**STATED GOAL**
Could you write out the records below exactly as they appear?

**MATERIAL SUPPLIED**
= = =

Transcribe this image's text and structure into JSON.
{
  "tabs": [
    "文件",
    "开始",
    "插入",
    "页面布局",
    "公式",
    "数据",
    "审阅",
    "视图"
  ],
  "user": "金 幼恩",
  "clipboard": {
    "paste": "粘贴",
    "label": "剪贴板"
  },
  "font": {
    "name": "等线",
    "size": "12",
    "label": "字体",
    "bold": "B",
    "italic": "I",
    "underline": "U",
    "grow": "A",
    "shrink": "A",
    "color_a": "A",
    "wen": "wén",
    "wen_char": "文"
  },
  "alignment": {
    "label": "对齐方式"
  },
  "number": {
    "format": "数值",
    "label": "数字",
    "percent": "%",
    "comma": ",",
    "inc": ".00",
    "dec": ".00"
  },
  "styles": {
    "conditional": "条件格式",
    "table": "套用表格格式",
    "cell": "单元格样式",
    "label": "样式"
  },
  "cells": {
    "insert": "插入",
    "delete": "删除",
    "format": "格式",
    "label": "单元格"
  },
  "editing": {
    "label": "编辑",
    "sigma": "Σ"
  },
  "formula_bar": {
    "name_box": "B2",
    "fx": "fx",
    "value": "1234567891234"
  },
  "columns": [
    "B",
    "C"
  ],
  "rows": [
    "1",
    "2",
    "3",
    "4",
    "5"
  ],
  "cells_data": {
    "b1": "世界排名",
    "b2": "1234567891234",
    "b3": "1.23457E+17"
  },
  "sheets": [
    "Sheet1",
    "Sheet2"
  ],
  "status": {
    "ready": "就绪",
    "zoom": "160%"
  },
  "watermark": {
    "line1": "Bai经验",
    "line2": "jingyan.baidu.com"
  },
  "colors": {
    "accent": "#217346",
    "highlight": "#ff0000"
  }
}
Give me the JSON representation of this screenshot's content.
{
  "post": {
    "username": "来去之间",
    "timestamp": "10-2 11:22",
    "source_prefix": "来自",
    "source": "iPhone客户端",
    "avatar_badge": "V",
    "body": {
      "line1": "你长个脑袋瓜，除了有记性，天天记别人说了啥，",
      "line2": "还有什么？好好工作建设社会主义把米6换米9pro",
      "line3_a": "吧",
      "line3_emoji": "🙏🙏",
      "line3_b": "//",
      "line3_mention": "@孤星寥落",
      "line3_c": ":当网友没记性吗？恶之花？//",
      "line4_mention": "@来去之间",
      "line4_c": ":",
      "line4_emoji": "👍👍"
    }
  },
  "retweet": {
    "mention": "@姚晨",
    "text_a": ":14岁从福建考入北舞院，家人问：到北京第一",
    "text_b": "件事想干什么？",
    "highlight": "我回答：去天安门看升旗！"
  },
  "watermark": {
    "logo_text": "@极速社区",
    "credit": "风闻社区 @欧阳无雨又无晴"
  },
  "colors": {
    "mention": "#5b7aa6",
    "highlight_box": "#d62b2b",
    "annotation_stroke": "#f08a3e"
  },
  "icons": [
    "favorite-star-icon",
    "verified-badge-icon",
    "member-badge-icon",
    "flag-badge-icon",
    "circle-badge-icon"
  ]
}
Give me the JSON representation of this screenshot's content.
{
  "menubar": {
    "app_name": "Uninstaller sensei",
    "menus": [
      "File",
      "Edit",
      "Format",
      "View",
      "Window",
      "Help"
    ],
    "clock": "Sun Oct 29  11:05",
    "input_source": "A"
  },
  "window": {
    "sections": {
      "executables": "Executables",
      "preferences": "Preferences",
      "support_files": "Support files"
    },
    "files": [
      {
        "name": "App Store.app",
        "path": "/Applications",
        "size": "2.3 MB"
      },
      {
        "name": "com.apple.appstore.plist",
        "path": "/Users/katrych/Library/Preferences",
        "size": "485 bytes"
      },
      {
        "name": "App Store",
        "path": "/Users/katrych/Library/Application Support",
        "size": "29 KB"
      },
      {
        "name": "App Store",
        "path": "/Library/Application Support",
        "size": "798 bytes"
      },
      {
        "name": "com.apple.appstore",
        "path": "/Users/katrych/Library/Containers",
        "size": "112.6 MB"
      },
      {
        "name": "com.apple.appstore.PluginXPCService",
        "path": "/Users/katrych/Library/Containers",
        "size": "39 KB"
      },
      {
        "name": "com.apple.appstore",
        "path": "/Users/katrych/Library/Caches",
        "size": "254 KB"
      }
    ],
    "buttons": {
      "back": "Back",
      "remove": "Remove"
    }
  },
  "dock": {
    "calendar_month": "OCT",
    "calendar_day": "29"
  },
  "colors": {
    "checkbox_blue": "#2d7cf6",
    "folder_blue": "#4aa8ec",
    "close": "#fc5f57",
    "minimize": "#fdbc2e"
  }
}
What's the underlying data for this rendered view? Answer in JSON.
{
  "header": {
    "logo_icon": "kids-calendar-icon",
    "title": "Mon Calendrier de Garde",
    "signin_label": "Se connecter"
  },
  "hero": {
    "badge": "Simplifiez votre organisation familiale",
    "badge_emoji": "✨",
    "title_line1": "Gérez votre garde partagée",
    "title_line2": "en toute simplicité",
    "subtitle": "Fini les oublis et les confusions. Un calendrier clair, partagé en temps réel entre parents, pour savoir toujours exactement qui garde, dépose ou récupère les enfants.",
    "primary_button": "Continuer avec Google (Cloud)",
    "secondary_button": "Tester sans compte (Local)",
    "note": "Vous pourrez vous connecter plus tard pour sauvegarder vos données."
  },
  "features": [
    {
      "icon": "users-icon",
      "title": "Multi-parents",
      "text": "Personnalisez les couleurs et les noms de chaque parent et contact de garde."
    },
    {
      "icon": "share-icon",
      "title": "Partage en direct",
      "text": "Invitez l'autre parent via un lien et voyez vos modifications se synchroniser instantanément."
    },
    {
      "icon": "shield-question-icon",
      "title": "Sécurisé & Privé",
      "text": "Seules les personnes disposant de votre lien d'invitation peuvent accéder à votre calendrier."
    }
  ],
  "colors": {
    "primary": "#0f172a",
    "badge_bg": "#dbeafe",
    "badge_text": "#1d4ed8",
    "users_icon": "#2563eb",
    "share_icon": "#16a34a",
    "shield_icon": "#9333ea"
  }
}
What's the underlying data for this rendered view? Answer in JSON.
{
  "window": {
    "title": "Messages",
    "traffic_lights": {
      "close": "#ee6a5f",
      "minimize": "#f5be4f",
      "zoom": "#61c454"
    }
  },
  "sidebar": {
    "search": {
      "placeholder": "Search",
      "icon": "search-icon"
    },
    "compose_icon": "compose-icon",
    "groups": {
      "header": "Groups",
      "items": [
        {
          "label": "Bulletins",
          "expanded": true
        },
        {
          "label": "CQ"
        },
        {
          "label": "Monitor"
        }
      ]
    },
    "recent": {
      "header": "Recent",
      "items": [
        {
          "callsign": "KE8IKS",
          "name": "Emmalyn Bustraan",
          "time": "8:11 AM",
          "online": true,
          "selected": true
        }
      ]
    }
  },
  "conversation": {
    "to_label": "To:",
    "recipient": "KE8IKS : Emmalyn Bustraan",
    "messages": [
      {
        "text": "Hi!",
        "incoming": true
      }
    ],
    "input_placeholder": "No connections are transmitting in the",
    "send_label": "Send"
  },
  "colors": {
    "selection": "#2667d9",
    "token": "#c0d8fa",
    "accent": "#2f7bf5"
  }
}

= = =

**RESULT**
Transcribe this image's text and structure into JSON.
{
  "tabs": [
    "文件",
    "开始",
    "插入",
    "页面布局",
    "公式",
    "数据",
    "审阅",
    "视图"
  ],
  "user": "金 幼恩",
  "clipboard": {
    "paste": "粘贴",
    "label": "剪贴板"
  },
  "font": {
    "name": "等线",
    "size": "12",
    "label": "字体",
    "bold": "B",
    "italic": "I",
    "underline": "U",
    "grow": "A",
    "shrink": "A",
    "color_a": "A",
    "wen": "wén",
    "wen_char": "文"
  },
  "alignment": {
    "label": "对齐方式"
  },
  "number": {
    "format": "数值",
    "label": "数字",
    "percent": "%",
    "comma": ",",
    "inc": ".00",
    "dec": ".00"
  },
  "styles": {
    "conditional": "条件格式",
    "table": "套用表格格式",
    "cell": "单元格样式",
    "label": "样式"
  },
  "cells": {
    "insert": "插入",
    "delete": "删除",
    "format": "格式",
    "label": "单元格"
  },
  "editing": {
    "label": "编辑",
    "sigma": "Σ"
  },
  "formula_bar": {
    "name_box": "B2",
    "fx": "fx",
    "value": "1234567891234"
  },
  "columns": [
    "B",
    "C"
  ],
  "rows": [
    "1",
    "2",
    "3",
    "4",
    "5"
  ],
  "cells_data": {
    "b1": "世界排名",
    "b2": "1234567891234",
    "b3": "1.23457E+17"
  },
  "sheets": [
    "Sheet1",
    "Sheet2"
  ],
  "status": {
    "ready": "就绪",
    "zoom": "160%"
  },
  "watermark": {
    "line1": "Bai经验",
    "line2": "jingyan.baidu.com"
  },
  "colors": {
    "accent": "#217346",
    "highlight": "#ff0000"
  }
}
Give me the JSON representation of this screenshot's content.
{
  "post": {
    "username": "来去之间",
    "timestamp": "10-2 11:22",
    "source_prefix": "来自",
    "source": "iPhone客户端",
    "avatar_badge": "V",
    "body": {
      "line1": "你长个脑袋瓜，除了有记性，天天记别人说了啥，",
      "line2": "还有什么？好好工作建设社会主义把米6换米9pro",
      "line3_a": "吧",
      "line3_emoji": "🙏🙏",
      "line3_b": "//",
      "line3_mention": "@孤星寥落",
      "line3_c": ":当网友没记性吗？恶之花？//",
      "line4_mention": "@来去之间",
      "line4_c": ":",
      "line4_emoji": "👍👍"
    }
  },
  "retweet": {
    "mention": "@姚晨",
    "text_a": ":14岁从福建考入北舞院，家人问：到北京第一",
    "text_b": "件事想干什么？",
    "highlight": "我回答：去天安门看升旗！"
  },
  "watermark": {
    "logo_text": "@极速社区",
    "credit": "风闻社区 @欧阳无雨又无晴"
  },
  "colors": {
    "mention": "#5b7aa6",
    "highlight_box": "#d62b2b",
    "annotation_stroke": "#f08a3e"
  },
  "icons": [
    "favorite-star-icon",
    "verified-badge-icon",
    "member-badge-icon",
    "flag-badge-icon",
    "circle-badge-icon"
  ]
}
Give me the JSON representation of this screenshot's content.
{
  "menubar": {
    "app_name": "Uninstaller sensei",
    "menus": [
      "File",
      "Edit",
      "Format",
      "View",
      "Window",
      "Help"
    ],
    "clock": "Sun Oct 29  11:05",
    "input_source": "A"
  },
  "window": {
    "sections": {
      "executables": "Executables",
      "preferences": "Preferences",
      "support_files": "Support files"
    },
    "files": [
      {
        "name": "App Store.app",
        "path": "/Applications",
        "size": "2.3 MB"
      },
      {
        "name": "com.apple.appstore.plist",
        "path": "/Users/katrych/Library/Preferences",
        "size": "485 bytes"
      },
      {
        "name": "App Store",
        "path": "/Users/katrych/Library/Application Support",
        "size": "29 KB"
      },
      {
        "name": "App Store",
        "path": "/Library/Application Support",
        "size": "798 bytes"
      },
      {
        "name": "com.apple.appstore",
        "path": "/Users/katrych/Library/Containers",
        "size": "112.6 MB"
      },
      {
        "name": "com.apple.appstore.PluginXPCService",
        "path": "/Users/katrych/Library/Containers",
        "size": "39 KB"
      },
      {
        "name": "com.apple.appstore",
        "path": "/Users/katrych/Library/Caches",
        "size": "254 KB"
      }
    ],
    "buttons": {
      "back": "Back",
      "remove": "Remove"
    }
  },
  "dock": {
    "calendar_month": "OCT",
    "calendar_day": "29"
  },
  "colors": {
    "checkbox_blue": "#2d7cf6",
    "folder_blue": "#4aa8ec",
    "close": "#fc5f57",
    "minimize": "#fdbc2e"
  }
}
What's the underlying data for this rendered view? Answer in JSON.
{
  "header": {
    "logo_icon": "kids-calendar-icon",
    "title": "Mon Calendrier de Garde",
    "signin_label": "Se connecter"
  },
  "hero": {
    "badge": "Simplifiez votre organisation familiale",
    "badge_emoji": "✨",
    "title_line1": "Gérez votre garde partagée",
    "title_line2": "en toute simplicité",
    "subtitle": "Fini les oublis et les confusions. Un calendrier clair, partagé en temps réel entre parents, pour savoir toujours exactement qui garde, dépose ou récupère les enfants.",
    "primary_button": "Continuer avec Google (Cloud)",
    "secondary_button": "Tester sans compte (Local)",
    "note": "Vous pourrez vous connecter plus tard pour sauvegarder vos données."
  },
  "features": [
    {
      "icon": "users-icon",
      "title": "Multi-parents",
      "text": "Personnalisez les couleurs et les noms de chaque parent et contact de garde."
    },
    {
      "icon": "share-icon",
      "title": "Partage en direct",
      "text": "Invitez l'autre parent via un lien et voyez vos modifications se synchroniser instantanément."
    },
    {
      "icon": "shield-question-icon",
      "title": "Sécurisé & Privé",
      "text": "Seules les personnes disposant de votre lien d'invitation peuvent accéder à votre calendrier."
    }
  ],
  "colors": {
    "primary": "#0f172a",
    "badge_bg": "#dbeafe",
    "badge_text": "#1d4ed8",
    "users_icon": "#2563eb",
    "share_icon": "#16a34a",
    "shield_icon": "#9333ea"
  }
}
What's the underlying data for this rendered view? Answer in JSON.
{
  "window": {
    "title": "Messages",
    "traffic_lights": {
      "close": "#ee6a5f",
      "minimize": "#f5be4f",
      "zoom": "#61c454"
    }
  },
  "sidebar": {
    "search": {
      "placeholder": "Search",
      "icon": "search-icon"
    },
    "compose_icon": "compose-icon",
    "groups": {
      "header": "Groups",
      "items": [
        {
          "label": "Bulletins",
          "expanded": true
        },
        {
          "label": "CQ"
        },
        {
          "label": "Monitor"
        }
      ]
    },
    "recent": {
      "header": "Recent",
      "items": [
        {
          "callsign": "KE8IKS",
          "name": "Emmalyn Bustraan",
          "time": "8:11 AM",
          "online": true,
          "selected": true
        }
      ]
    }
  },
  "conversation": {
    "to_label": "To:",
    "recipient": "KE8IKS : Emmalyn Bustraan",
    "messages": [
      {
        "text": "Hi!",
        "incoming": true
      }
    ],
    "input_placeholder": "No connections are transmitting in the",
    "send_label": "Send"
  },
  "colors": {
    "selection": "#2667d9",
    "token": "#c0d8fa",
    "accent": "#2f7bf5"
  }
}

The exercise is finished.